§ Instructions for the task: Copy out the lines from the one containing "colorbar-max: 1728.9 <box>574 28 627 46</box>" through the one containing "z-tick-label: -50 <box>444 283 469 301</box>", reproducing each line verbatim.

§ Given records:
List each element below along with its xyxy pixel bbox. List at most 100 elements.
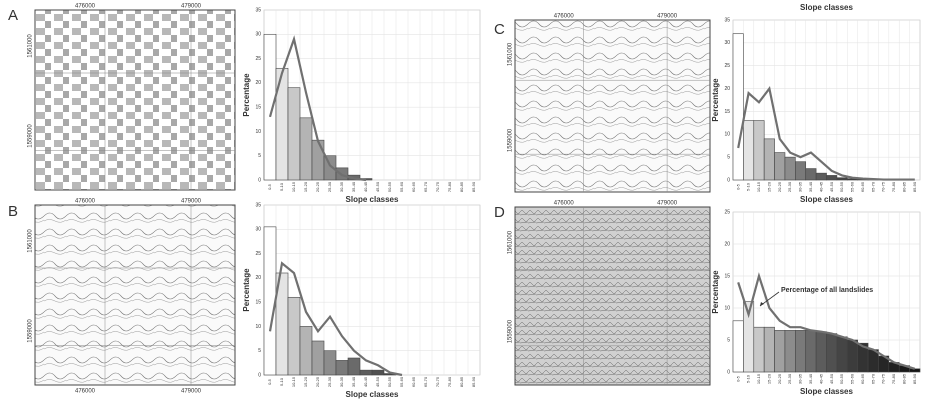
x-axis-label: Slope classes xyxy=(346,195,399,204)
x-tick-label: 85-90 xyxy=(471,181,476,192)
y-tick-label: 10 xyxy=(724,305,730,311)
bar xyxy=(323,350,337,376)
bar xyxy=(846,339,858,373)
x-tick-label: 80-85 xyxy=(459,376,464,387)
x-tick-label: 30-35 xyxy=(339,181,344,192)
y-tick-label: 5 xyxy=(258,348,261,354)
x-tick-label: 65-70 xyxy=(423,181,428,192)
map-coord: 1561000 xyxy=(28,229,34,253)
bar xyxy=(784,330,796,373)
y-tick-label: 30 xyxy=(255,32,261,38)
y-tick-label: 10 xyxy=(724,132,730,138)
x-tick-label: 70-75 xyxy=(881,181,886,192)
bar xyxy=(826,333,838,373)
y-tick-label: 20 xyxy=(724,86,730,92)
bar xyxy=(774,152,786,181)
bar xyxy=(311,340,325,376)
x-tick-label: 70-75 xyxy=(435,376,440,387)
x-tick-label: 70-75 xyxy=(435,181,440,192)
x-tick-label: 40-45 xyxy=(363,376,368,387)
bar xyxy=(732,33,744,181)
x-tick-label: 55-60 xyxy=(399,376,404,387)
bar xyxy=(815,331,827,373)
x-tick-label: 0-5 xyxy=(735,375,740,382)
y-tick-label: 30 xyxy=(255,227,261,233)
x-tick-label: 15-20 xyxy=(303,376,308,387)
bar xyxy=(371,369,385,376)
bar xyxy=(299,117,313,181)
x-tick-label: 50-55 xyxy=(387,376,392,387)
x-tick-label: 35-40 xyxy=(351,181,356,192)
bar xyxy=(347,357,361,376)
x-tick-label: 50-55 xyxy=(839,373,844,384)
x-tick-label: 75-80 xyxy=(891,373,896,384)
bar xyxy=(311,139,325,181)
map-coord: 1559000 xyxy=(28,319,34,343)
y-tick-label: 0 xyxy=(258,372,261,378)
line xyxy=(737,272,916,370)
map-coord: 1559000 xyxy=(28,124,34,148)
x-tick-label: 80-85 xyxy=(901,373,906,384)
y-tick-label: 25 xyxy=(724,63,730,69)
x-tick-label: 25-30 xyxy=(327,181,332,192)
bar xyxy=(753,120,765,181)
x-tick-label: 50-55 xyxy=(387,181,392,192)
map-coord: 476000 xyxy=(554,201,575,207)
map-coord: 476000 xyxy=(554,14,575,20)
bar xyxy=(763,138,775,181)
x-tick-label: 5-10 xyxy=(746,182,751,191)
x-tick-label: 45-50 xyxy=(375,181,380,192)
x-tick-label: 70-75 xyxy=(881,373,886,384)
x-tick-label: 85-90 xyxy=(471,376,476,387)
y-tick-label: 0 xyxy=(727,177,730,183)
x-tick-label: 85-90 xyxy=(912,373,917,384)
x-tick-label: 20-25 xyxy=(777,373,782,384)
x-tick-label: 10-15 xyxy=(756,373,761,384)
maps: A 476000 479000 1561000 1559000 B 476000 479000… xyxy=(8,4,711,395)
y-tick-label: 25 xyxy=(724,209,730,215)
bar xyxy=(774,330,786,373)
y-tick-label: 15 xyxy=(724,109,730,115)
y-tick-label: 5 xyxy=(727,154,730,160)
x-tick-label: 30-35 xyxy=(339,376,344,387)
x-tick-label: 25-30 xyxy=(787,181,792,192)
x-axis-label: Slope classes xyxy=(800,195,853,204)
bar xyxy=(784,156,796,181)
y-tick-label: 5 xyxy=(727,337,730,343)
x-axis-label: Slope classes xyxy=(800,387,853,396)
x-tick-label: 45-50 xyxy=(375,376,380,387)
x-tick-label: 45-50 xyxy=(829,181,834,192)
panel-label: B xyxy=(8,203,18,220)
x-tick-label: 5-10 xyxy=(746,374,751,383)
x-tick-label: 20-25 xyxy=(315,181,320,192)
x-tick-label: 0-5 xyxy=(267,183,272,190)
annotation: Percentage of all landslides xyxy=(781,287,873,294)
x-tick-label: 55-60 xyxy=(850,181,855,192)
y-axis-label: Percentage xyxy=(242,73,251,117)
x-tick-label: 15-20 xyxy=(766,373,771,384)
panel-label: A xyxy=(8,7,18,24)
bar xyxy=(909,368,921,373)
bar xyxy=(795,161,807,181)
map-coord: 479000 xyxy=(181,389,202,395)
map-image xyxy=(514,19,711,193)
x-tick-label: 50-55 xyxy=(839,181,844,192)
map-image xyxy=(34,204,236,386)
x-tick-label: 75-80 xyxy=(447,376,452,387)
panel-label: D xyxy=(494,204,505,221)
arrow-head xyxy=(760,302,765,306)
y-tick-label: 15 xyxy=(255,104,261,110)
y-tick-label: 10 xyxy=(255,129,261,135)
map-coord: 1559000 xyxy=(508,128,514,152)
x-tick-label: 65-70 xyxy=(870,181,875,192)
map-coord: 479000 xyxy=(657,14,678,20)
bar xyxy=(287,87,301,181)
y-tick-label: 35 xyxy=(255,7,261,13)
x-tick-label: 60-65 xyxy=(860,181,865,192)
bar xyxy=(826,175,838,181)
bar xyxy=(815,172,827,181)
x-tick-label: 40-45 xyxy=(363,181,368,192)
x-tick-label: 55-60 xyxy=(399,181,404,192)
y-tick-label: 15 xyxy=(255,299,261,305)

---

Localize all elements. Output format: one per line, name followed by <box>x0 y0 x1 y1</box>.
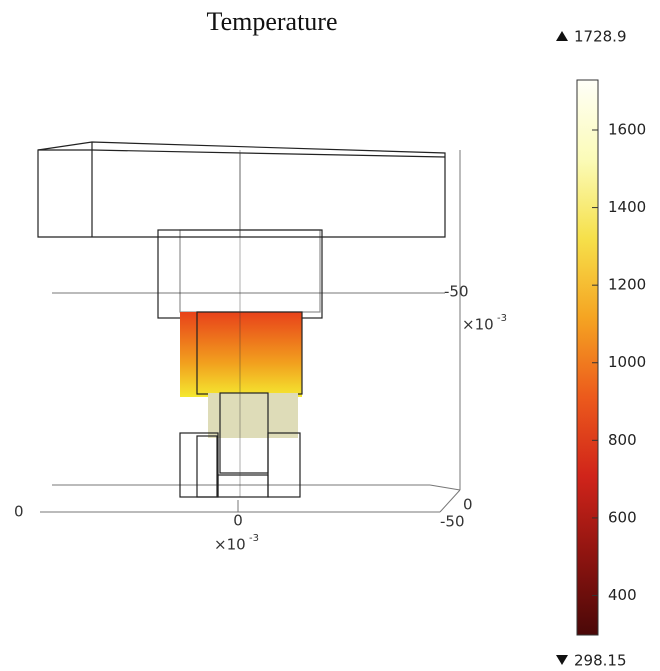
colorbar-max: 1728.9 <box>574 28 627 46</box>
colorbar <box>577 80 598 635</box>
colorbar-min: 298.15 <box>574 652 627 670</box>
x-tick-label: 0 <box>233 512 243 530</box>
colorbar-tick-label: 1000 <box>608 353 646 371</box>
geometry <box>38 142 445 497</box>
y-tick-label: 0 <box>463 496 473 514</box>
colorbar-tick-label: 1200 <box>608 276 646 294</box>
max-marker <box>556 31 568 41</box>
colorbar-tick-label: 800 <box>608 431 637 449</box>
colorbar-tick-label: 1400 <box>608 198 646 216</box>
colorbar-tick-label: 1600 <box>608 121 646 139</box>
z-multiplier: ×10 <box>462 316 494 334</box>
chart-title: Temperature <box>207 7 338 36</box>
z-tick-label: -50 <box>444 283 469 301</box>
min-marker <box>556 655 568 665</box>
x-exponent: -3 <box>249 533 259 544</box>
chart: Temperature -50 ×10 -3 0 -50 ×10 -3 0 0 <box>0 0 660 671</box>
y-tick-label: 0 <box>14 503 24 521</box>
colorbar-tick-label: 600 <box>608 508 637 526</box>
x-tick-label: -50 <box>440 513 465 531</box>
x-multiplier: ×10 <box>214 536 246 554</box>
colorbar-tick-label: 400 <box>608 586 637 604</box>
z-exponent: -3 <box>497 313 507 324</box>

§ Written solution:
colorbar-max: 1728.9 <box>574 28 627 46</box>
colorbar <box>577 80 598 635</box>
colorbar-min: 298.15 <box>574 652 627 670</box>
x-tick-label: 0 <box>233 512 243 530</box>
colorbar-tick-label: 1000 <box>608 353 646 371</box>
geometry <box>38 142 445 497</box>
y-tick-label: 0 <box>463 496 473 514</box>
colorbar-tick-label: 1200 <box>608 276 646 294</box>
max-marker <box>556 31 568 41</box>
colorbar-tick-label: 800 <box>608 431 637 449</box>
colorbar-tick-label: 1400 <box>608 198 646 216</box>
colorbar-tick-label: 1600 <box>608 121 646 139</box>
z-multiplier: ×10 <box>462 316 494 334</box>
chart-title: Temperature <box>207 7 338 36</box>
z-tick-label: -50 <box>444 283 469 301</box>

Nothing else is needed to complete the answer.